• **WHAT TO WORK ON**:
Every record that follows should be printed verbatim.

• **MATERIAL FOR THE TASK**:
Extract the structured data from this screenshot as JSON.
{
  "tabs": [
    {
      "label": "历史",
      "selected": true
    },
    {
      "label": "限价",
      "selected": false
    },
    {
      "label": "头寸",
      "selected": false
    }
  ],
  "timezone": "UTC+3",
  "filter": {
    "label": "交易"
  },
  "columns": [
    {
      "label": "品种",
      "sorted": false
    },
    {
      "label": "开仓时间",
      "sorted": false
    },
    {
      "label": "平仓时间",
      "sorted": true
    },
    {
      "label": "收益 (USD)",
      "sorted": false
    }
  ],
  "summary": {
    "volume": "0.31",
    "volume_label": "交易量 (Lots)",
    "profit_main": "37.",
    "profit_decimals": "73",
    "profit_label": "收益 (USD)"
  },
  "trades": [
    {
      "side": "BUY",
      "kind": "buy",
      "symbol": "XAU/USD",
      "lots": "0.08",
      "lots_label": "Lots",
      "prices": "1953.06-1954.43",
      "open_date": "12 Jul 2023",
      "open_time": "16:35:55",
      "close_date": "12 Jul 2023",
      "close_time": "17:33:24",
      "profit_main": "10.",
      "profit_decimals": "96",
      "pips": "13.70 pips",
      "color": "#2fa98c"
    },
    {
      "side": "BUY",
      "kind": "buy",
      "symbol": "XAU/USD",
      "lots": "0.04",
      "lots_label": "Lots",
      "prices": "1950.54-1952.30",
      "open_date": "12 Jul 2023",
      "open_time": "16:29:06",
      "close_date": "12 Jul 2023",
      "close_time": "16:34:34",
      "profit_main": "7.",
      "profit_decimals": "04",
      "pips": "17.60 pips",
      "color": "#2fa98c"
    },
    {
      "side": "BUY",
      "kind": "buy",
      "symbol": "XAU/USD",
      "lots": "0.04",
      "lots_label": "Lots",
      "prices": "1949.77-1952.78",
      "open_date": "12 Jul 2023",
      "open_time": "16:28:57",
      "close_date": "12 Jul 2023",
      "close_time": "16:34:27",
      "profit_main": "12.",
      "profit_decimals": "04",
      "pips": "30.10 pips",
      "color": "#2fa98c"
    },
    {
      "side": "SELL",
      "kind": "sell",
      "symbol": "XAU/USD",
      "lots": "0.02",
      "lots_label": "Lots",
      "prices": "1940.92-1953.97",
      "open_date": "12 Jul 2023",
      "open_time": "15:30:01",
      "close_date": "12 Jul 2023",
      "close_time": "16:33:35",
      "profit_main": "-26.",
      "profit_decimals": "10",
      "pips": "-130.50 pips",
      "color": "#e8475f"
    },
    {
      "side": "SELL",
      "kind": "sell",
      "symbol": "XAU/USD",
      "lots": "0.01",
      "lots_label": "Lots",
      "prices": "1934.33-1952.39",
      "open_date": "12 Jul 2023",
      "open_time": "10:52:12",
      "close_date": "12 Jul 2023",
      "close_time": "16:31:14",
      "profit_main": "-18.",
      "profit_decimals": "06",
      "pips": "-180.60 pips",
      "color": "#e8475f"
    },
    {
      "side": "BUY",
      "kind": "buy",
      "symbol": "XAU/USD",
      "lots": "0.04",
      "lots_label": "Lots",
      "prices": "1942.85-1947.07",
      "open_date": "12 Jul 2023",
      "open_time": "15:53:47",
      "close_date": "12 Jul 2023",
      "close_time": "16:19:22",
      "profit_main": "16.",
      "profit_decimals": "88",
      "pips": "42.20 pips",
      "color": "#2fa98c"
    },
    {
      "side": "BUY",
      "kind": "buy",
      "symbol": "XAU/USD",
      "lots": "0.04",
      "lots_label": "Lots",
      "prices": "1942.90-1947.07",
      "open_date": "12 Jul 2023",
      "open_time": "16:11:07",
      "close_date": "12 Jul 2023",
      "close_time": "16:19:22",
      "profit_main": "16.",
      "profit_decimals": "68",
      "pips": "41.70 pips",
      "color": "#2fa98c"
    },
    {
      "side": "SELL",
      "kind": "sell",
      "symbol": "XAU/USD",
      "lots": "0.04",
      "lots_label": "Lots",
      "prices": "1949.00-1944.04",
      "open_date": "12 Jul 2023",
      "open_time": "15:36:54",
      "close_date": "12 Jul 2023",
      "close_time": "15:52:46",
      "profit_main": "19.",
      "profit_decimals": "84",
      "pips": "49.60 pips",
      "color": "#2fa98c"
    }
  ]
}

• **REPLY**:
Extract the structured data from this screenshot as JSON.
{
  "tabs": [
    {
      "label": "历史",
      "selected": true
    },
    {
      "label": "限价",
      "selected": false
    },
    {
      "label": "头寸",
      "selected": false
    }
  ],
  "timezone": "UTC+3",
  "filter": {
    "label": "交易"
  },
  "columns": [
    {
      "label": "品种",
      "sorted": false
    },
    {
      "label": "开仓时间",
      "sorted": false
    },
    {
      "label": "平仓时间",
      "sorted": true
    },
    {
      "label": "收益 (USD)",
      "sorted": false
    }
  ],
  "summary": {
    "volume": "0.31",
    "volume_label": "交易量 (Lots)",
    "profit_main": "37.",
    "profit_decimals": "73",
    "profit_label": "收益 (USD)"
  },
  "trades": [
    {
      "side": "BUY",
      "kind": "buy",
      "symbol": "XAU/USD",
      "lots": "0.08",
      "lots_label": "Lots",
      "prices": "1953.06-1954.43",
      "open_date": "12 Jul 2023",
      "open_time": "16:35:55",
      "close_date": "12 Jul 2023",
      "close_time": "17:33:24",
      "profit_main": "10.",
      "profit_decimals": "96",
      "pips": "13.70 pips",
      "color": "#2fa98c"
    },
    {
      "side": "BUY",
      "kind": "buy",
      "symbol": "XAU/USD",
      "lots": "0.04",
      "lots_label": "Lots",
      "prices": "1950.54-1952.30",
      "open_date": "12 Jul 2023",
      "open_time": "16:29:06",
      "close_date": "12 Jul 2023",
      "close_time": "16:34:34",
      "profit_main": "7.",
      "profit_decimals": "04",
      "pips": "17.60 pips",
      "color": "#2fa98c"
    },
    {
      "side": "BUY",
      "kind": "buy",
      "symbol": "XAU/USD",
      "lots": "0.04",
      "lots_label": "Lots",
      "prices": "1949.77-1952.78",
      "open_date": "12 Jul 2023",
      "open_time": "16:28:57",
      "close_date": "12 Jul 2023",
      "close_time": "16:34:27",
      "profit_main": "12.",
      "profit_decimals": "04",
      "pips": "30.10 pips",
      "color": "#2fa98c"
    },
    {
      "side": "SELL",
      "kind": "sell",
      "symbol": "XAU/USD",
      "lots": "0.02",
      "lots_label": "Lots",
      "prices": "1940.92-1953.97",
      "open_date": "12 Jul 2023",
      "open_time": "15:30:01",
      "close_date": "12 Jul 2023",
      "close_time": "16:33:35",
      "profit_main": "-26.",
      "profit_decimals": "10",
      "pips": "-130.50 pips",
      "color": "#e8475f"
    },
    {
      "side": "SELL",
      "kind": "sell",
      "symbol": "XAU/USD",
      "lots": "0.01",
      "lots_label": "Lots",
      "prices": "1934.33-1952.39",
      "open_date": "12 Jul 2023",
      "open_time": "10:52:12",
      "close_date": "12 Jul 2023",
      "close_time": "16:31:14",
      "profit_main": "-18.",
      "profit_decimals": "06",
      "pips": "-180.60 pips",
      "color": "#e8475f"
    },
    {
      "side": "BUY",
      "kind": "buy",
      "symbol": "XAU/USD",
      "lots": "0.04",
      "lots_label": "Lots",
      "prices": "1942.85-1947.07",
      "open_date": "12 Jul 2023",
      "open_time": "15:53:47",
      "close_date": "12 Jul 2023",
      "close_time": "16:19:22",
      "profit_main": "16.",
      "profit_decimals": "88",
      "pips": "42.20 pips",
      "color": "#2fa98c"
    },
    {
      "side": "BUY",
      "kind": "buy",
      "symbol": "XAU/USD",
      "lots": "0.04",
      "lots_label": "Lots",
      "prices": "1942.90-1947.07",
      "open_date": "12 Jul 2023",
      "open_time": "16:11:07",
      "close_date": "12 Jul 2023",
      "close_time": "16:19:22",
      "profit_main": "16.",
      "profit_decimals": "68",
      "pips": "41.70 pips",
      "color": "#2fa98c"
    },
    {
      "side": "SELL",
      "kind": "sell",
      "symbol": "XAU/USD",
      "lots": "0.04",
      "lots_label": "Lots",
      "prices": "1949.00-1944.04",
      "open_date": "12 Jul 2023",
      "open_time": "15:36:54",
      "close_date": "12 Jul 2023",
      "close_time": "15:52:46",
      "profit_main": "19.",
      "profit_decimals": "84",
      "pips": "49.60 pips",
      "color": "#2fa98c"
    }
  ]
}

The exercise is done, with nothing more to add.